Copy all the material that follows, keeping every character the same.
───── Extracted entries ─────
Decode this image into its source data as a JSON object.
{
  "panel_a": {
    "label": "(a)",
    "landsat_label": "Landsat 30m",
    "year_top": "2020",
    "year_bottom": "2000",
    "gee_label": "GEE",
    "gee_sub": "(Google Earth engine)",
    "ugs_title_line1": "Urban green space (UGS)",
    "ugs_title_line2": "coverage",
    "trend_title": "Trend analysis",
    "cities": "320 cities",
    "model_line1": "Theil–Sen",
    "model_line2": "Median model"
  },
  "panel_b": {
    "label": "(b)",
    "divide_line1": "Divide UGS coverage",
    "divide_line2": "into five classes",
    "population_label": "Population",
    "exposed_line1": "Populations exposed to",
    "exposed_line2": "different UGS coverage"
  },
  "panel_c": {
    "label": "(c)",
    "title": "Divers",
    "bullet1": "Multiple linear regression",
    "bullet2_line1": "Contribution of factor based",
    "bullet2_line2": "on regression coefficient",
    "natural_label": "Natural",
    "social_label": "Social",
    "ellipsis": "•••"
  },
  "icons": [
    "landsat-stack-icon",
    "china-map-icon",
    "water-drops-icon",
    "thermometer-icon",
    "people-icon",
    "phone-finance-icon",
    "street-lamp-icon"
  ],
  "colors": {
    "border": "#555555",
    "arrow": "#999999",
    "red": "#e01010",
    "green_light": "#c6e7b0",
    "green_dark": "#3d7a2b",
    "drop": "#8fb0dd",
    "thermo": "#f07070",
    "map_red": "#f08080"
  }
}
─────
**Reply:**
Decode this image into its source data as a JSON object.
{
  "panel_a": {
    "label": "(a)",
    "landsat_label": "Landsat 30m",
    "year_top": "2020",
    "year_bottom": "2000",
    "gee_label": "GEE",
    "gee_sub": "(Google Earth engine)",
    "ugs_title_line1": "Urban green space (UGS)",
    "ugs_title_line2": "coverage",
    "trend_title": "Trend analysis",
    "cities": "320 cities",
    "model_line1": "Theil–Sen",
    "model_line2": "Median model"
  },
  "panel_b": {
    "label": "(b)",
    "divide_line1": "Divide UGS coverage",
    "divide_line2": "into five classes",
    "population_label": "Population",
    "exposed_line1": "Populations exposed to",
    "exposed_line2": "different UGS coverage"
  },
  "panel_c": {
    "label": "(c)",
    "title": "Divers",
    "bullet1": "Multiple linear regression",
    "bullet2_line1": "Contribution of factor based",
    "bullet2_line2": "on regression coefficient",
    "natural_label": "Natural",
    "social_label": "Social",
    "ellipsis": "•••"
  },
  "icons": [
    "landsat-stack-icon",
    "china-map-icon",
    "water-drops-icon",
    "thermometer-icon",
    "people-icon",
    "phone-finance-icon",
    "street-lamp-icon"
  ],
  "colors": {
    "border": "#555555",
    "arrow": "#999999",
    "red": "#e01010",
    "green_light": "#c6e7b0",
    "green_dark": "#3d7a2b",
    "drop": "#8fb0dd",
    "thermo": "#f07070",
    "map_red": "#f08080"
  }
}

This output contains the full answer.